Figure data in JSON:
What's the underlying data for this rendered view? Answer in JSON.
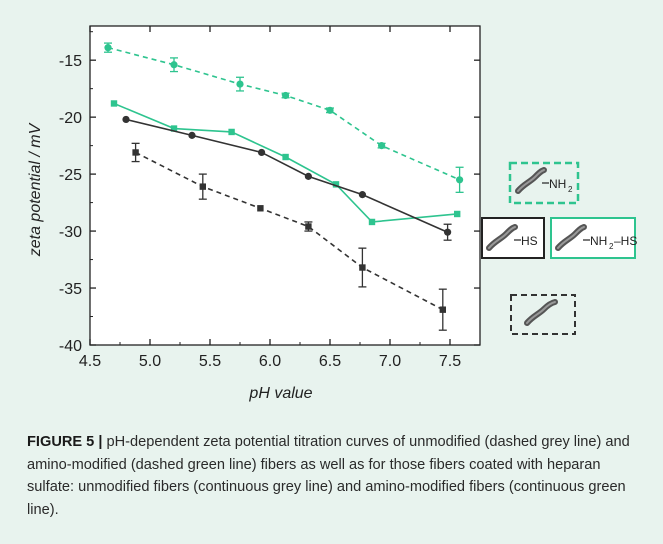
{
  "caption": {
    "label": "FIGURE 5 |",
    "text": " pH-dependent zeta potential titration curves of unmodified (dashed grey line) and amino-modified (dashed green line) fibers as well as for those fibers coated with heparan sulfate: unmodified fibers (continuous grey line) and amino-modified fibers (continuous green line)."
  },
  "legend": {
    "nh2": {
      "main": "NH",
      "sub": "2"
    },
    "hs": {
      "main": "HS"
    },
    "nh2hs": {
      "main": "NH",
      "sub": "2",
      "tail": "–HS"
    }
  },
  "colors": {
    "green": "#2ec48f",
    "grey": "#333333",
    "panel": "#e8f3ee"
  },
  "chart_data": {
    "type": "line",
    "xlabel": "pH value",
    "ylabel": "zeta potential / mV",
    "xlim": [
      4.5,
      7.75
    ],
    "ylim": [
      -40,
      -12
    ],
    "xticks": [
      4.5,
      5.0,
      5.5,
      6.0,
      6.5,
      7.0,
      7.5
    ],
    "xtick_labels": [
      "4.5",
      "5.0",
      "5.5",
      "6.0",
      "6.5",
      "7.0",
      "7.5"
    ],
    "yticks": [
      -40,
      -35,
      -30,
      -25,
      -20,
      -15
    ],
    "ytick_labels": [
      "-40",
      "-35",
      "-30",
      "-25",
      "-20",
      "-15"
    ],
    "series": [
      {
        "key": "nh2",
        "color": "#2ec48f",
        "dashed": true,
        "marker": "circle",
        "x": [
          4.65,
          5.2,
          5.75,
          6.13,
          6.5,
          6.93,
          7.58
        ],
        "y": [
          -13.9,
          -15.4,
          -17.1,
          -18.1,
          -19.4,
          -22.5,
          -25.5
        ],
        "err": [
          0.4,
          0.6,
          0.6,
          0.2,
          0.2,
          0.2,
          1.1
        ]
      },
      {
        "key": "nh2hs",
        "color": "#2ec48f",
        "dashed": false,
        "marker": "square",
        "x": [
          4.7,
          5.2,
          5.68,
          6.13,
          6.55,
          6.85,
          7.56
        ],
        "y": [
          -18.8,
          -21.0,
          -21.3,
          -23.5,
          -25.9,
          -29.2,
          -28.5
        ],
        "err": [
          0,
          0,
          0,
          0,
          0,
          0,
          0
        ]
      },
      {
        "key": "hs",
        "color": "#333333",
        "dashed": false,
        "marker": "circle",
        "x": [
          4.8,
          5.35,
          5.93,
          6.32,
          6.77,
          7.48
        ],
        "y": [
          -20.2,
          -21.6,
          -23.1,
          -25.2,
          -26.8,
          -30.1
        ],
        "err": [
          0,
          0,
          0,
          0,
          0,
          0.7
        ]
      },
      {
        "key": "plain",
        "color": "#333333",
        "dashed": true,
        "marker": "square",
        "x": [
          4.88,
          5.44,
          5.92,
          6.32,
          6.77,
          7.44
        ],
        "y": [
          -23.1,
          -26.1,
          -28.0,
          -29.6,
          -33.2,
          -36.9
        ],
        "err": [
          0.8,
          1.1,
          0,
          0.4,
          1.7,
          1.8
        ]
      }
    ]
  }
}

## [Instruction]
Transcribe the material exactly, leaving every picture out.

## [Expected answer]
What's the underlying data for this rendered view? Answer in JSON.
{
  "caption": {
    "label": "FIGURE 5 |",
    "text": " pH-dependent zeta potential titration curves of unmodified (dashed grey line) and amino-modified (dashed green line) fibers as well as for those fibers coated with heparan sulfate: unmodified fibers (continuous grey line) and amino-modified fibers (continuous green line)."
  },
  "legend": {
    "nh2": {
      "main": "NH",
      "sub": "2"
    },
    "hs": {
      "main": "HS"
    },
    "nh2hs": {
      "main": "NH",
      "sub": "2",
      "tail": "–HS"
    }
  },
  "colors": {
    "green": "#2ec48f",
    "grey": "#333333",
    "panel": "#e8f3ee"
  },
  "chart_data": {
    "type": "line",
    "xlabel": "pH value",
    "ylabel": "zeta potential / mV",
    "xlim": [
      4.5,
      7.75
    ],
    "ylim": [
      -40,
      -12
    ],
    "xticks": [
      4.5,
      5.0,
      5.5,
      6.0,
      6.5,
      7.0,
      7.5
    ],
    "xtick_labels": [
      "4.5",
      "5.0",
      "5.5",
      "6.0",
      "6.5",
      "7.0",
      "7.5"
    ],
    "yticks": [
      -40,
      -35,
      -30,
      -25,
      -20,
      -15
    ],
    "ytick_labels": [
      "-40",
      "-35",
      "-30",
      "-25",
      "-20",
      "-15"
    ],
    "series": [
      {
        "key": "nh2",
        "color": "#2ec48f",
        "dashed": true,
        "marker": "circle",
        "x": [
          4.65,
          5.2,
          5.75,
          6.13,
          6.5,
          6.93,
          7.58
        ],
        "y": [
          -13.9,
          -15.4,
          -17.1,
          -18.1,
          -19.4,
          -22.5,
          -25.5
        ],
        "err": [
          0.4,
          0.6,
          0.6,
          0.2,
          0.2,
          0.2,
          1.1
        ]
      },
      {
        "key": "nh2hs",
        "color": "#2ec48f",
        "dashed": false,
        "marker": "square",
        "x": [
          4.7,
          5.2,
          5.68,
          6.13,
          6.55,
          6.85,
          7.56
        ],
        "y": [
          -18.8,
          -21.0,
          -21.3,
          -23.5,
          -25.9,
          -29.2,
          -28.5
        ],
        "err": [
          0,
          0,
          0,
          0,
          0,
          0,
          0
        ]
      },
      {
        "key": "hs",
        "color": "#333333",
        "dashed": false,
        "marker": "circle",
        "x": [
          4.8,
          5.35,
          5.93,
          6.32,
          6.77,
          7.48
        ],
        "y": [
          -20.2,
          -21.6,
          -23.1,
          -25.2,
          -26.8,
          -30.1
        ],
        "err": [
          0,
          0,
          0,
          0,
          0,
          0.7
        ]
      },
      {
        "key": "plain",
        "color": "#333333",
        "dashed": true,
        "marker": "square",
        "x": [
          4.88,
          5.44,
          5.92,
          6.32,
          6.77,
          7.44
        ],
        "y": [
          -23.1,
          -26.1,
          -28.0,
          -29.6,
          -33.2,
          -36.9
        ],
        "err": [
          0.8,
          1.1,
          0,
          0.4,
          1.7,
          1.8
        ]
      }
    ]
  }
}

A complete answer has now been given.